## TO DO
Quote the whole listing word for word, please.

--- Start SUPPLIED MATERIAL ---

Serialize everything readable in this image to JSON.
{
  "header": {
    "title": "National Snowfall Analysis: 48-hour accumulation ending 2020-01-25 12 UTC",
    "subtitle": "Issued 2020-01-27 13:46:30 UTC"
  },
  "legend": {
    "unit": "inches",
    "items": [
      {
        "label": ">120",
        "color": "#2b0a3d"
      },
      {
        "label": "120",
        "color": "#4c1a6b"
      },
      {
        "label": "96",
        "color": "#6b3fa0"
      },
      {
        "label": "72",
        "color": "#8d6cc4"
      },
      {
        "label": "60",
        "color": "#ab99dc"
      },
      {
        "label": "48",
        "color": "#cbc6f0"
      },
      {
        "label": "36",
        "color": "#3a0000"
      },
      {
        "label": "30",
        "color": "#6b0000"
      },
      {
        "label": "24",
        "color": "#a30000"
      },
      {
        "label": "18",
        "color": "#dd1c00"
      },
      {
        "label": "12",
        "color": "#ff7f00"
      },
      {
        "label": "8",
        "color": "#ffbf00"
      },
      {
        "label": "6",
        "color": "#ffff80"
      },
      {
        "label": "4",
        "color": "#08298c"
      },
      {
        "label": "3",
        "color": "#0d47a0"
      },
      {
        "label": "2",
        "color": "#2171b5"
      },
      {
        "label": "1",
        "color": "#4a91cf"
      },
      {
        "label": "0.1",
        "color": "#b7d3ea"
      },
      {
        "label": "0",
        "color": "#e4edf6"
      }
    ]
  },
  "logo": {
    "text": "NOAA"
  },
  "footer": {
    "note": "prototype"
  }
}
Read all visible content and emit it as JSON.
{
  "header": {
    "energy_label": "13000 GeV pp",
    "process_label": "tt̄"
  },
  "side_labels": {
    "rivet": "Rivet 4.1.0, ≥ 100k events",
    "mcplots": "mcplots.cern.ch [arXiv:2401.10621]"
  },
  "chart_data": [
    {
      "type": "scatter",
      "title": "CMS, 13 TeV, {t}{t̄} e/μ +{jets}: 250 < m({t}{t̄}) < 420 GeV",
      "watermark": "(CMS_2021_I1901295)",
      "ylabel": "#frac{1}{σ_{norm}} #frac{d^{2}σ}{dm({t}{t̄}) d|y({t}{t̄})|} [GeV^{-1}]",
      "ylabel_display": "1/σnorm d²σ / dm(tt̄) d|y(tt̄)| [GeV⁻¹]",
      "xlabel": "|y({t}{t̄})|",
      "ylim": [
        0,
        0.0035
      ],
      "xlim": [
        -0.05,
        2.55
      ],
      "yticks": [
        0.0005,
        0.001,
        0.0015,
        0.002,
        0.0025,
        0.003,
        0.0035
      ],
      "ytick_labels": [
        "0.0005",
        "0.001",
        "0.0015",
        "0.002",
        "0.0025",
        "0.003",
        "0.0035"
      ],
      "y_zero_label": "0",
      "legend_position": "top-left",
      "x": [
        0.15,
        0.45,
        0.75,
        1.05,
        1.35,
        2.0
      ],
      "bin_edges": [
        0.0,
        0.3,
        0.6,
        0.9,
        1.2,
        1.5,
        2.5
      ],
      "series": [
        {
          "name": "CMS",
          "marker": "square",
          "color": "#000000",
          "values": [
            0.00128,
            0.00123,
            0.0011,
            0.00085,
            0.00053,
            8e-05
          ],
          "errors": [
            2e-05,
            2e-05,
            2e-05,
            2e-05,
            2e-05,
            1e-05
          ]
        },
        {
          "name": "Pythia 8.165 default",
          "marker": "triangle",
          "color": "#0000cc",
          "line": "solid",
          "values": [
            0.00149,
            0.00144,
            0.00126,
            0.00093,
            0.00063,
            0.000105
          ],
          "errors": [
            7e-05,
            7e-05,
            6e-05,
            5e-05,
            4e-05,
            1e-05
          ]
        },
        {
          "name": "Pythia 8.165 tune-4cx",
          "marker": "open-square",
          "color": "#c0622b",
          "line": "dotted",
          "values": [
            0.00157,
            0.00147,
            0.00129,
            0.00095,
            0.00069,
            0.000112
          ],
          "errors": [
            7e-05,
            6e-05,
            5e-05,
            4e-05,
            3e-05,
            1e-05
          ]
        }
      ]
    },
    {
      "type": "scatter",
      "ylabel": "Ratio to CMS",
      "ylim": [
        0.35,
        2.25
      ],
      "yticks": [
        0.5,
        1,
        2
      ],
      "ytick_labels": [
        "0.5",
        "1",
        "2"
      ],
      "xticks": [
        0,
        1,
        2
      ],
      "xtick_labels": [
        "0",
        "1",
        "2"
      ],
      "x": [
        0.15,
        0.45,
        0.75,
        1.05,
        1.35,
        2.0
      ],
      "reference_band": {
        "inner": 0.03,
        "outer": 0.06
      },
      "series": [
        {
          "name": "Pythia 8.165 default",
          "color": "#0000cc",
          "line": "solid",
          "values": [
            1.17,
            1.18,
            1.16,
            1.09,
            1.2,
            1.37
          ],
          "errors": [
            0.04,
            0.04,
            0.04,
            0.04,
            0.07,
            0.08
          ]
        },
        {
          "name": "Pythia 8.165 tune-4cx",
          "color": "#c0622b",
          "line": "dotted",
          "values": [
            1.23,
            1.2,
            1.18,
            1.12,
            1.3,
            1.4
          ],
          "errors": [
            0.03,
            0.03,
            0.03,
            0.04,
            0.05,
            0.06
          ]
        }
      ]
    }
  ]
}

--- End SUPPLIED MATERIAL ---

## SOLUTION TO THE PROBLEM
Serialize everything readable in this image to JSON.
{
  "header": {
    "title": "National Snowfall Analysis: 48-hour accumulation ending 2020-01-25 12 UTC",
    "subtitle": "Issued 2020-01-27 13:46:30 UTC"
  },
  "legend": {
    "unit": "inches",
    "items": [
      {
        "label": ">120",
        "color": "#2b0a3d"
      },
      {
        "label": "120",
        "color": "#4c1a6b"
      },
      {
        "label": "96",
        "color": "#6b3fa0"
      },
      {
        "label": "72",
        "color": "#8d6cc4"
      },
      {
        "label": "60",
        "color": "#ab99dc"
      },
      {
        "label": "48",
        "color": "#cbc6f0"
      },
      {
        "label": "36",
        "color": "#3a0000"
      },
      {
        "label": "30",
        "color": "#6b0000"
      },
      {
        "label": "24",
        "color": "#a30000"
      },
      {
        "label": "18",
        "color": "#dd1c00"
      },
      {
        "label": "12",
        "color": "#ff7f00"
      },
      {
        "label": "8",
        "color": "#ffbf00"
      },
      {
        "label": "6",
        "color": "#ffff80"
      },
      {
        "label": "4",
        "color": "#08298c"
      },
      {
        "label": "3",
        "color": "#0d47a0"
      },
      {
        "label": "2",
        "color": "#2171b5"
      },
      {
        "label": "1",
        "color": "#4a91cf"
      },
      {
        "label": "0.1",
        "color": "#b7d3ea"
      },
      {
        "label": "0",
        "color": "#e4edf6"
      }
    ]
  },
  "logo": {
    "text": "NOAA"
  },
  "footer": {
    "note": "prototype"
  }
}
Read all visible content and emit it as JSON.
{
  "header": {
    "energy_label": "13000 GeV pp",
    "process_label": "tt̄"
  },
  "side_labels": {
    "rivet": "Rivet 4.1.0, ≥ 100k events",
    "mcplots": "mcplots.cern.ch [arXiv:2401.10621]"
  },
  "chart_data": [
    {
      "type": "scatter",
      "title": "CMS, 13 TeV, {t}{t̄} e/μ +{jets}: 250 < m({t}{t̄}) < 420 GeV",
      "watermark": "(CMS_2021_I1901295)",
      "ylabel": "#frac{1}{σ_{norm}} #frac{d^{2}σ}{dm({t}{t̄}) d|y({t}{t̄})|} [GeV^{-1}]",
      "ylabel_display": "1/σnorm d²σ / dm(tt̄) d|y(tt̄)| [GeV⁻¹]",
      "xlabel": "|y({t}{t̄})|",
      "ylim": [
        0,
        0.0035
      ],
      "xlim": [
        -0.05,
        2.55
      ],
      "yticks": [
        0.0005,
        0.001,
        0.0015,
        0.002,
        0.0025,
        0.003,
        0.0035
      ],
      "ytick_labels": [
        "0.0005",
        "0.001",
        "0.0015",
        "0.002",
        "0.0025",
        "0.003",
        "0.0035"
      ],
      "y_zero_label": "0",
      "legend_position": "top-left",
      "x": [
        0.15,
        0.45,
        0.75,
        1.05,
        1.35,
        2.0
      ],
      "bin_edges": [
        0.0,
        0.3,
        0.6,
        0.9,
        1.2,
        1.5,
        2.5
      ],
      "series": [
        {
          "name": "CMS",
          "marker": "square",
          "color": "#000000",
          "values": [
            0.00128,
            0.00123,
            0.0011,
            0.00085,
            0.00053,
            8e-05
          ],
          "errors": [
            2e-05,
            2e-05,
            2e-05,
            2e-05,
            2e-05,
            1e-05
          ]
        },
        {
          "name": "Pythia 8.165 default",
          "marker": "triangle",
          "color": "#0000cc",
          "line": "solid",
          "values": [
            0.00149,
            0.00144,
            0.00126,
            0.00093,
            0.00063,
            0.000105
          ],
          "errors": [
            7e-05,
            7e-05,
            6e-05,
            5e-05,
            4e-05,
            1e-05
          ]
        },
        {
          "name": "Pythia 8.165 tune-4cx",
          "marker": "open-square",
          "color": "#c0622b",
          "line": "dotted",
          "values": [
            0.00157,
            0.00147,
            0.00129,
            0.00095,
            0.00069,
            0.000112
          ],
          "errors": [
            7e-05,
            6e-05,
            5e-05,
            4e-05,
            3e-05,
            1e-05
          ]
        }
      ]
    },
    {
      "type": "scatter",
      "ylabel": "Ratio to CMS",
      "ylim": [
        0.35,
        2.25
      ],
      "yticks": [
        0.5,
        1,
        2
      ],
      "ytick_labels": [
        "0.5",
        "1",
        "2"
      ],
      "xticks": [
        0,
        1,
        2
      ],
      "xtick_labels": [
        "0",
        "1",
        "2"
      ],
      "x": [
        0.15,
        0.45,
        0.75,
        1.05,
        1.35,
        2.0
      ],
      "reference_band": {
        "inner": 0.03,
        "outer": 0.06
      },
      "series": [
        {
          "name": "Pythia 8.165 default",
          "color": "#0000cc",
          "line": "solid",
          "values": [
            1.17,
            1.18,
            1.16,
            1.09,
            1.2,
            1.37
          ],
          "errors": [
            0.04,
            0.04,
            0.04,
            0.04,
            0.07,
            0.08
          ]
        },
        {
          "name": "Pythia 8.165 tune-4cx",
          "color": "#c0622b",
          "line": "dotted",
          "values": [
            1.23,
            1.2,
            1.18,
            1.12,
            1.3,
            1.4
          ],
          "errors": [
            0.03,
            0.03,
            0.03,
            0.04,
            0.05,
            0.06
          ]
        }
      ]
    }
  ]
}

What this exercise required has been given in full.